**Required work:**
Extract all lines containing "Left".

[Rows from a figure dataset]
■ ■ ■ ■ ■ ■ ■
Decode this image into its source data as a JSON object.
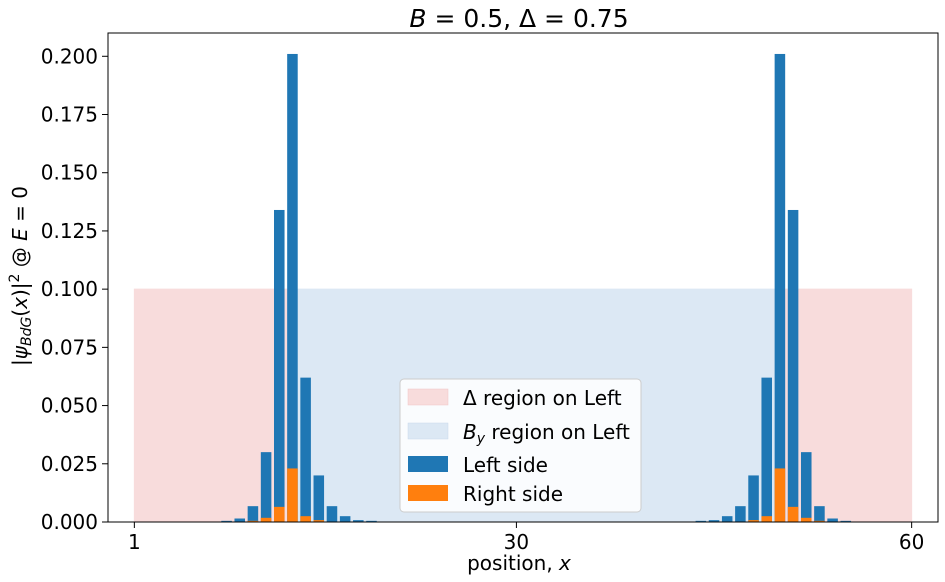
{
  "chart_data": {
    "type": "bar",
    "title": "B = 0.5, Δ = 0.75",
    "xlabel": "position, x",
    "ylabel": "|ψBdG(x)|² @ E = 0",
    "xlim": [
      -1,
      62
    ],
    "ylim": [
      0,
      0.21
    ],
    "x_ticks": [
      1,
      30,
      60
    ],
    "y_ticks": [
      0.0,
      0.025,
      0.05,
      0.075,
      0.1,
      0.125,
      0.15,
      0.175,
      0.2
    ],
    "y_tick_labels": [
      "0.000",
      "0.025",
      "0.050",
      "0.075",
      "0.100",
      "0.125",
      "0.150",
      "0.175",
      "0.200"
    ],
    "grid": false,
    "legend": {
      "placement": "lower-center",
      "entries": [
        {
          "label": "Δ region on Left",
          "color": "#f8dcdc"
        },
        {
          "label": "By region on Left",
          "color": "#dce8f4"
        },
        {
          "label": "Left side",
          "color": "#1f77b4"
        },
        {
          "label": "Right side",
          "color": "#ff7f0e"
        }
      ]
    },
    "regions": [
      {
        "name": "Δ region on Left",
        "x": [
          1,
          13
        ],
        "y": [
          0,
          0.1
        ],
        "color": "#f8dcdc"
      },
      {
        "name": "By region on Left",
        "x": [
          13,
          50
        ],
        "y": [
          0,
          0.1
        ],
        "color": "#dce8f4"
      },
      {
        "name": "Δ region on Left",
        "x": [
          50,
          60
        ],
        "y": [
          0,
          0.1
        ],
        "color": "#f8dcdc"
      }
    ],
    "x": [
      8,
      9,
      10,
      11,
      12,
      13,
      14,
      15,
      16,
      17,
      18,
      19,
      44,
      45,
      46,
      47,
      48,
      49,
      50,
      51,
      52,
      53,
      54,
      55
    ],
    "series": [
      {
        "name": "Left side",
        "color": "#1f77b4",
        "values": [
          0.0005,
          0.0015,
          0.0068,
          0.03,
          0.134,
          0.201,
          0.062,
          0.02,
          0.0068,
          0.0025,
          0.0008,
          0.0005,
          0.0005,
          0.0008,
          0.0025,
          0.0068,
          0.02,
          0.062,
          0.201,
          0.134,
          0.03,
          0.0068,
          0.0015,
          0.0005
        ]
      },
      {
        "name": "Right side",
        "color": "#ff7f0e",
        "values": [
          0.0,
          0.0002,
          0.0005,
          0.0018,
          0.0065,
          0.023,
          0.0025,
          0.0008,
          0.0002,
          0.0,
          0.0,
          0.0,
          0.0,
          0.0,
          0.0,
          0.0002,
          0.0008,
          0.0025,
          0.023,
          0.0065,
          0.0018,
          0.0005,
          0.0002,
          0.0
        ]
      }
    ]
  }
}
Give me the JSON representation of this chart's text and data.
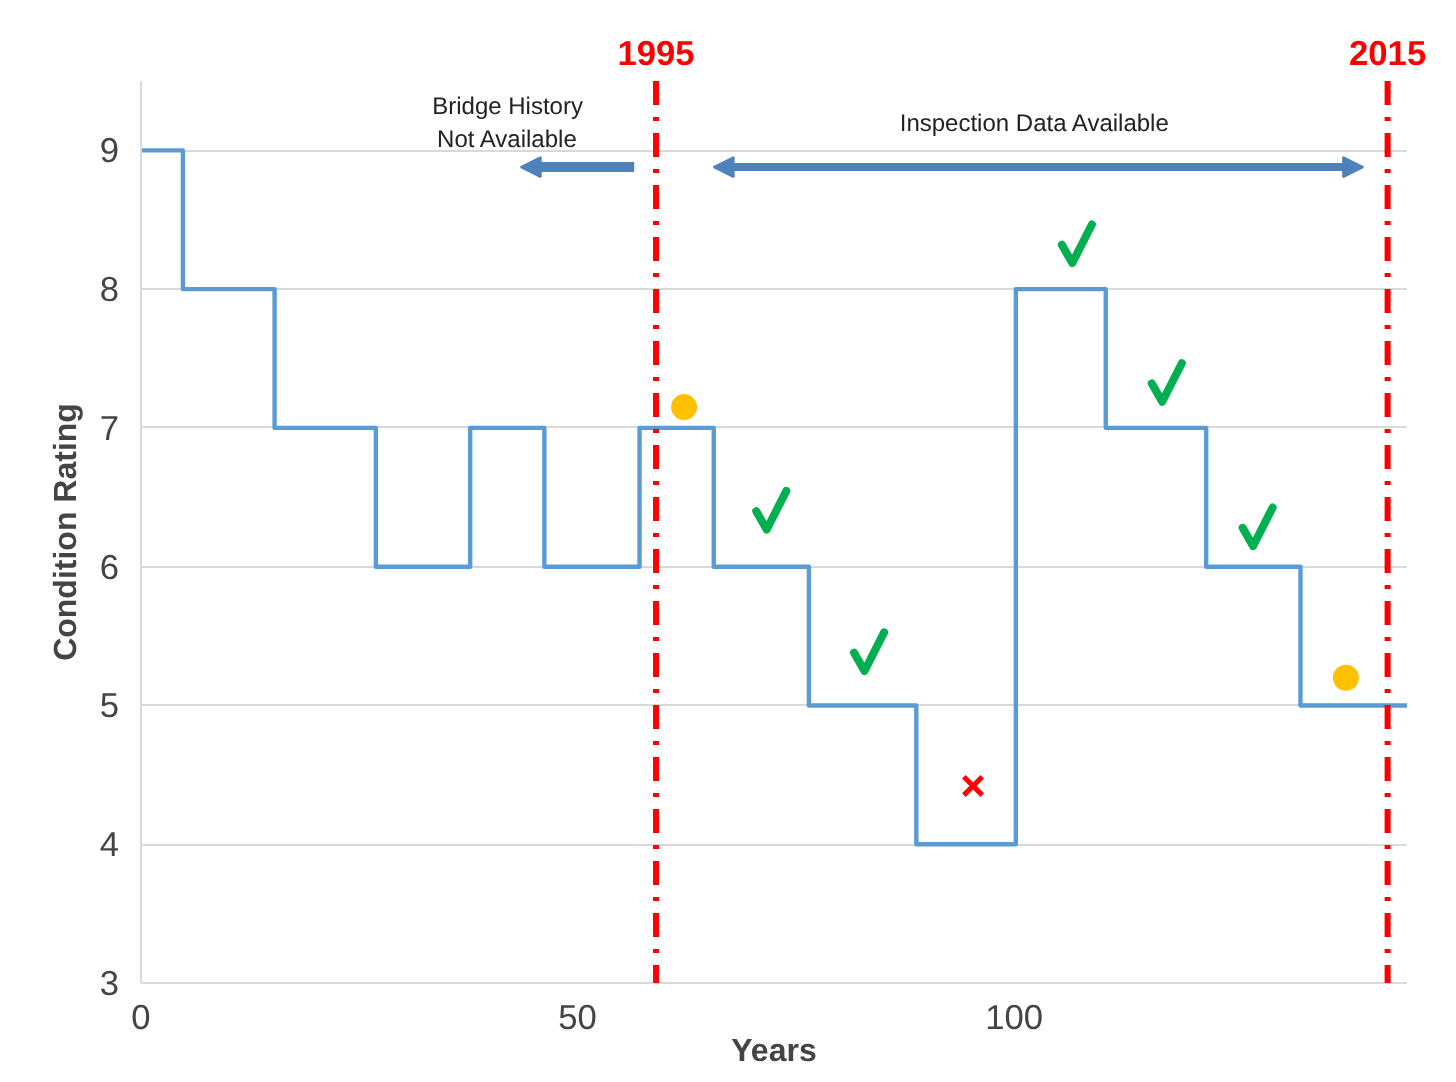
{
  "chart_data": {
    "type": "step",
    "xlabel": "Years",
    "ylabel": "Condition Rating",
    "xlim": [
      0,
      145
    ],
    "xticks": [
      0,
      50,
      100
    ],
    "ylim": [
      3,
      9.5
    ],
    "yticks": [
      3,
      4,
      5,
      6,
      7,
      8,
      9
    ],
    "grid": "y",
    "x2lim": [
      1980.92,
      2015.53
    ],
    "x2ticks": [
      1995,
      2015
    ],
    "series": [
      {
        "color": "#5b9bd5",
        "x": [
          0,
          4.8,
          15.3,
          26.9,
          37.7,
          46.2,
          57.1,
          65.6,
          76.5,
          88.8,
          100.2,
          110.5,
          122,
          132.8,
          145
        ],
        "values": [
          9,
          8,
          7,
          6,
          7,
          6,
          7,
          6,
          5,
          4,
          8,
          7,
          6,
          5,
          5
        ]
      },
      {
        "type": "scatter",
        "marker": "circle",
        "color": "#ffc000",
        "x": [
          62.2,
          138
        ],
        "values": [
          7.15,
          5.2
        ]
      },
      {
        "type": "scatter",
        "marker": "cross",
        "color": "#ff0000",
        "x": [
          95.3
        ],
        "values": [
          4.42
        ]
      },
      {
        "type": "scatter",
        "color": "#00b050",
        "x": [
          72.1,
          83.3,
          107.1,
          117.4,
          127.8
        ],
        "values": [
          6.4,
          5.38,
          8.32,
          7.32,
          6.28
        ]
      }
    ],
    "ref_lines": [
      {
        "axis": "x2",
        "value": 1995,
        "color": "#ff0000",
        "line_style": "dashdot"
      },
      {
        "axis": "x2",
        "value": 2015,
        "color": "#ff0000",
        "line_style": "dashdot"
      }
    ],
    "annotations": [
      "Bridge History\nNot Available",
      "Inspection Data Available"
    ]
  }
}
■ ■ ■ ■ ■ ■ ■
**Solution to this exercise:**
          "label": "Δ region on Left",
          "label": "By region on Left",
          "label": "Left side",
        "name": "Δ region on Left",
        "name": "By region on Left",
        "name": "Δ region on Left",
        "name": "Left side",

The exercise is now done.